> [Goal]:
Search the material for the word "this" and report each line where it turns up.

> [Data provided]:
-- START --

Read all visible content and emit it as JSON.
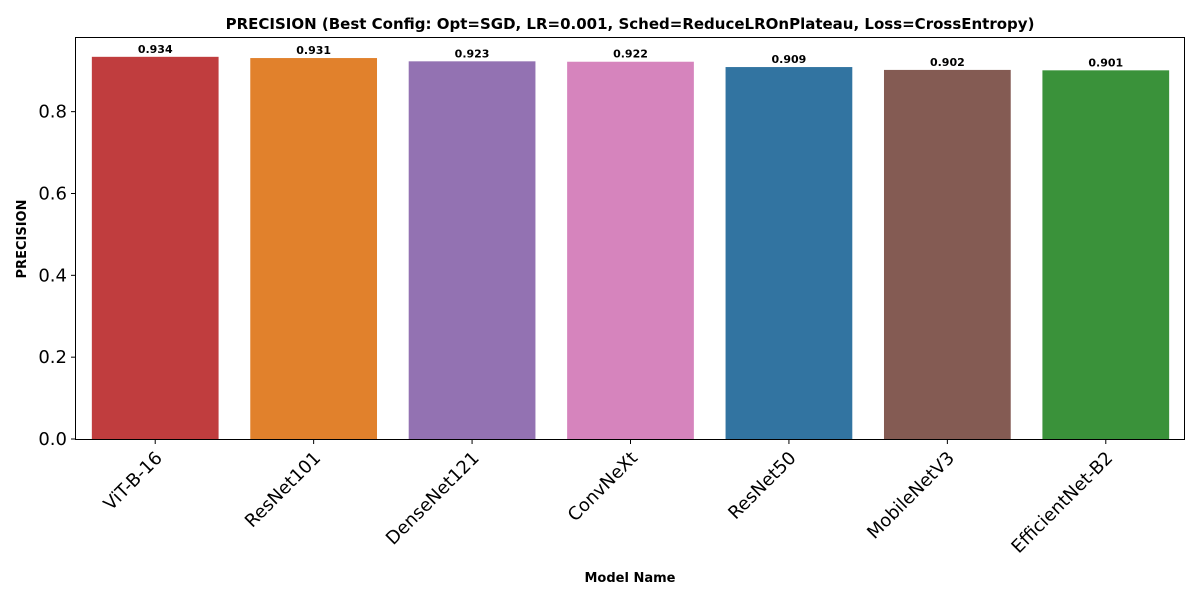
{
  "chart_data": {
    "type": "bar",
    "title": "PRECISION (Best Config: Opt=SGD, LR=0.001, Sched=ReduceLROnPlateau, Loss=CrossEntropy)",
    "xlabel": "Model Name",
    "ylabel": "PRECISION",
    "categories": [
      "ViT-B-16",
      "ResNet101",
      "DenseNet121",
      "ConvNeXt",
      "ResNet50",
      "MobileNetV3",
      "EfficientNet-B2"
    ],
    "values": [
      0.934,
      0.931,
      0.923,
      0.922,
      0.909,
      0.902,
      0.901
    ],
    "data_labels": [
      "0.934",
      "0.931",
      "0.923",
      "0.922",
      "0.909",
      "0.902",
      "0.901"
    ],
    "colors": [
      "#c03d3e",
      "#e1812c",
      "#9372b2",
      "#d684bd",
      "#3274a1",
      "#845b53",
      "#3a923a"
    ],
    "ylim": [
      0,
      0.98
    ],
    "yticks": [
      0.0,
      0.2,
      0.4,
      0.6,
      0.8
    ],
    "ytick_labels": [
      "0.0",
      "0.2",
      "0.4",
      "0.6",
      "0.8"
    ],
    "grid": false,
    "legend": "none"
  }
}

-- END --
-- START --

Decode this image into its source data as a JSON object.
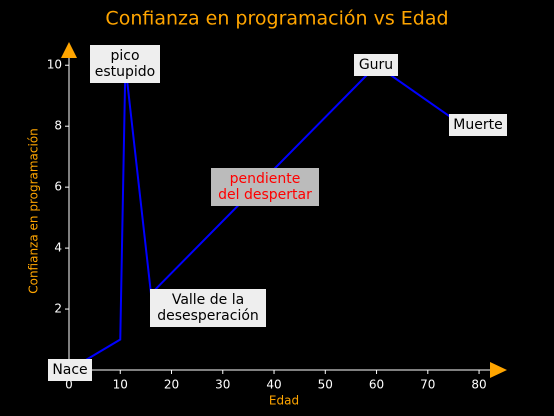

-- END --
-- START --

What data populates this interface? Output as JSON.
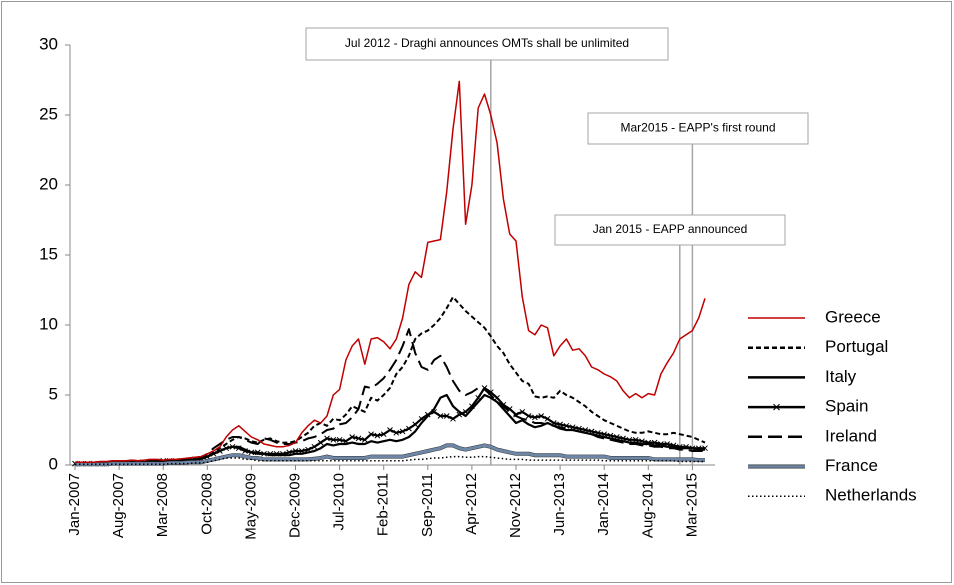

-- END --

> [Finished task]:
Decode this image into its source data as a JSON object.
What data populates this interface? Output as JSON.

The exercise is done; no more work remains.